## SUPPLIED PASSAGE
# Stack dimmers



## mainlug (Jul 29, 2009)

Hey guys, I'm hoping somebody out there knows if any company makes what I need. I have a customer with a switch in a column and we need to add another switch, it actually needs to be a dimmer. We're adding 3 can lights with led trims and they're kinda bright. It needs to be a stack single pole switch and a 3 way dimmer. I'd even take a stack single pole dimmer and a 3 way dimmer. I've already called lutron and they don't make one. Anybody know of one?

Thanks

Oh yeah, it needs to be brown.


----------



## Split Bolt (Aug 30, 2010)

mainlug said:


> Hey guys, I'm hoping somebody out there knows if any company makes what I need. I have a customer with a switch in a column and we need to add another switch, it actually needs to be a dimmer. We're adding 3 can lights with led trims and they're kinda bright. It needs to be a stack single pole switch and a 3 way dimmer. I'd even take a stack single pole dimmer and a 3 way dimmer. I've already called lutron and they don't make one. Anybody know of one?

## WHAT THIS TASK INVOLVES
In the stack dimmers thread, what color does mainlug say the device needs to be? Please answer in a few words.

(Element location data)
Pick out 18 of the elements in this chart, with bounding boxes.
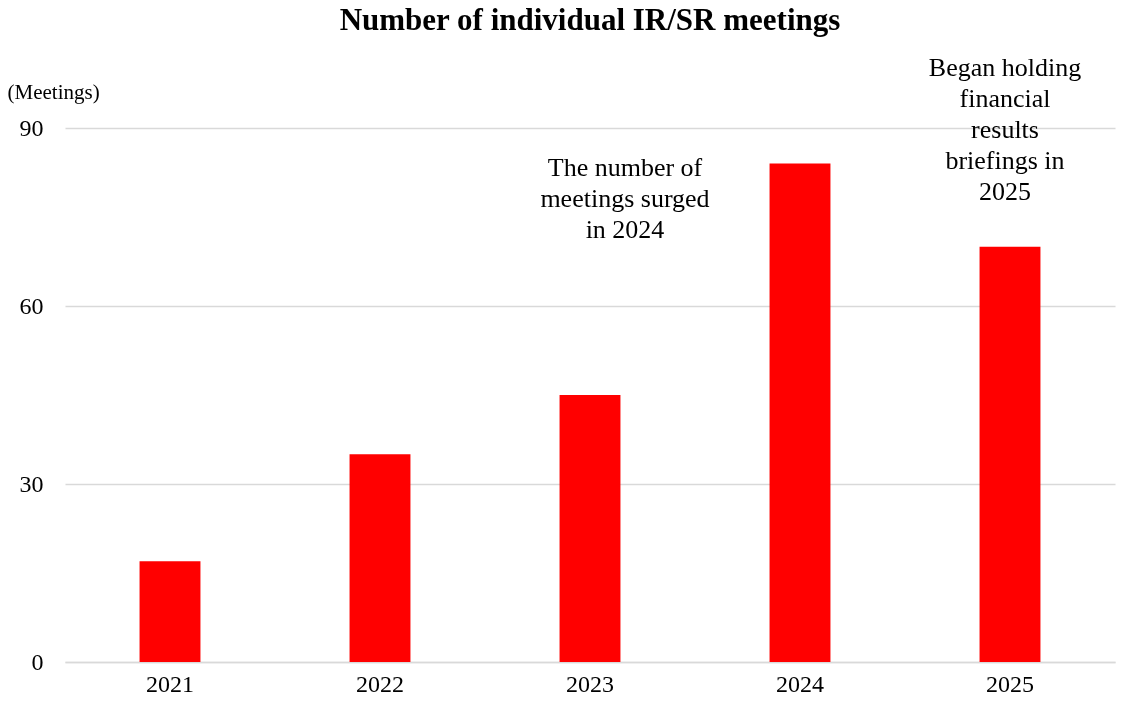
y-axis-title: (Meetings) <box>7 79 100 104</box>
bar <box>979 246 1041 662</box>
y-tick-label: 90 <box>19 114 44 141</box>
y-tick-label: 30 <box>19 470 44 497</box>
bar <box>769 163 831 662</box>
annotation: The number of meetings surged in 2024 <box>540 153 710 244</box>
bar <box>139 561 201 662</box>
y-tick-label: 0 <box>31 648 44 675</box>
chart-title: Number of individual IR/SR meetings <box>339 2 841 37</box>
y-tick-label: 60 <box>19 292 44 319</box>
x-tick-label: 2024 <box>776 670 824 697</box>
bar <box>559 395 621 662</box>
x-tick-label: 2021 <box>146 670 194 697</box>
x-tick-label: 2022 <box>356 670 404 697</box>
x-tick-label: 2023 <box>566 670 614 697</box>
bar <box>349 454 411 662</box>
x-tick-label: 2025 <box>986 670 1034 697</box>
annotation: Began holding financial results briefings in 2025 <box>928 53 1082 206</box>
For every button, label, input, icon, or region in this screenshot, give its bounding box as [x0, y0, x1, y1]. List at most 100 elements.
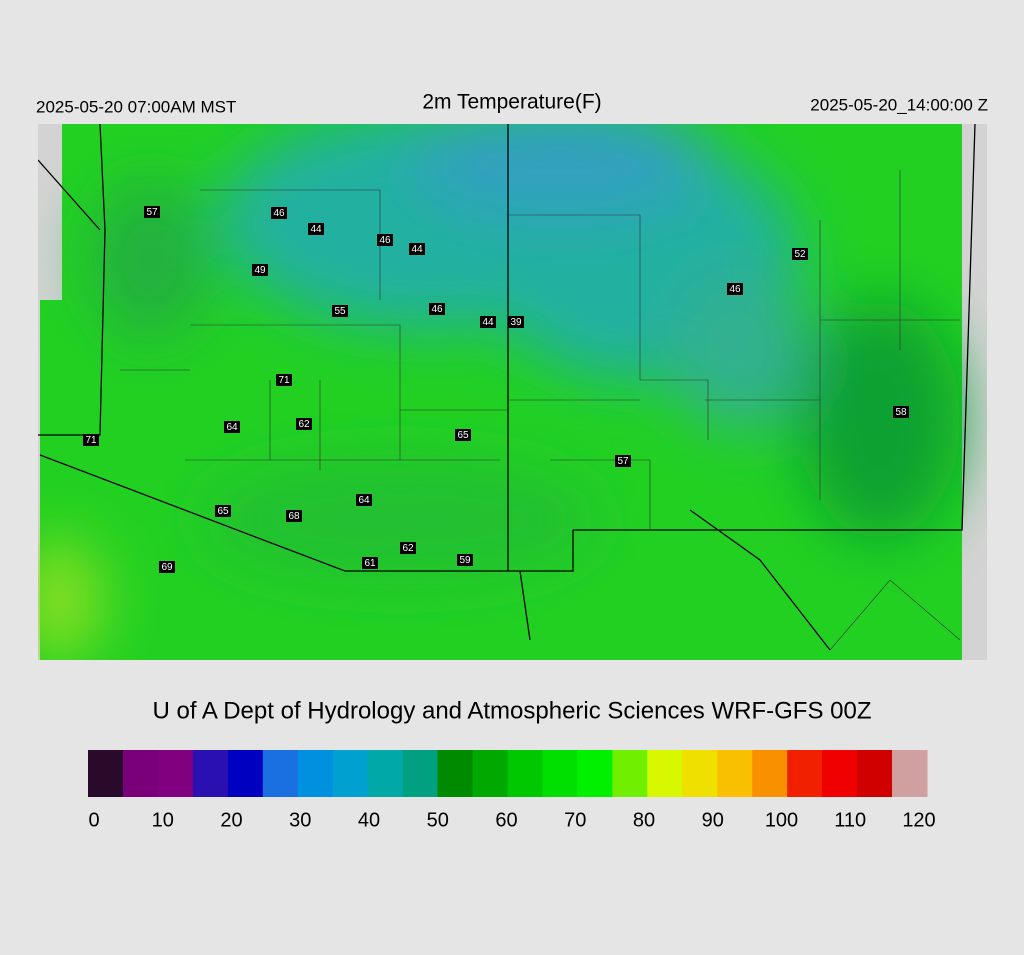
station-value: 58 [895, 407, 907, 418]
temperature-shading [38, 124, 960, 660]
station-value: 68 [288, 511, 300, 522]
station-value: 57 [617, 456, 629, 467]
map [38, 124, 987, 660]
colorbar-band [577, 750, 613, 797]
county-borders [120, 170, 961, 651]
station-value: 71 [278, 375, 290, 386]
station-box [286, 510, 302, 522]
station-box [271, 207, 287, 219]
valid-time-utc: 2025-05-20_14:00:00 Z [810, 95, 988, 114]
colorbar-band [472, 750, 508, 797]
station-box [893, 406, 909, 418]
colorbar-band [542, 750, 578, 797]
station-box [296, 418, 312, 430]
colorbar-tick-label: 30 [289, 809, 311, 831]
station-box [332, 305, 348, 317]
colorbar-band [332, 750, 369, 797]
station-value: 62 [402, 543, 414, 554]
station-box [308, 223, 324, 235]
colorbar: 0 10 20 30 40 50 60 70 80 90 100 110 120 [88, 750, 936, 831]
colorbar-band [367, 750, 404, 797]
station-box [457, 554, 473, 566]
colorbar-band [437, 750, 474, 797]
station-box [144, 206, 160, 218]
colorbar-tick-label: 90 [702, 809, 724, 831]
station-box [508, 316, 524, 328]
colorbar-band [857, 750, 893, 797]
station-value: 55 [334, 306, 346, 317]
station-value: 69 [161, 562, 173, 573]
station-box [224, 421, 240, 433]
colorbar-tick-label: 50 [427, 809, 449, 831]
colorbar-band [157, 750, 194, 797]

## RESPONSE TO THE TASK
Brown.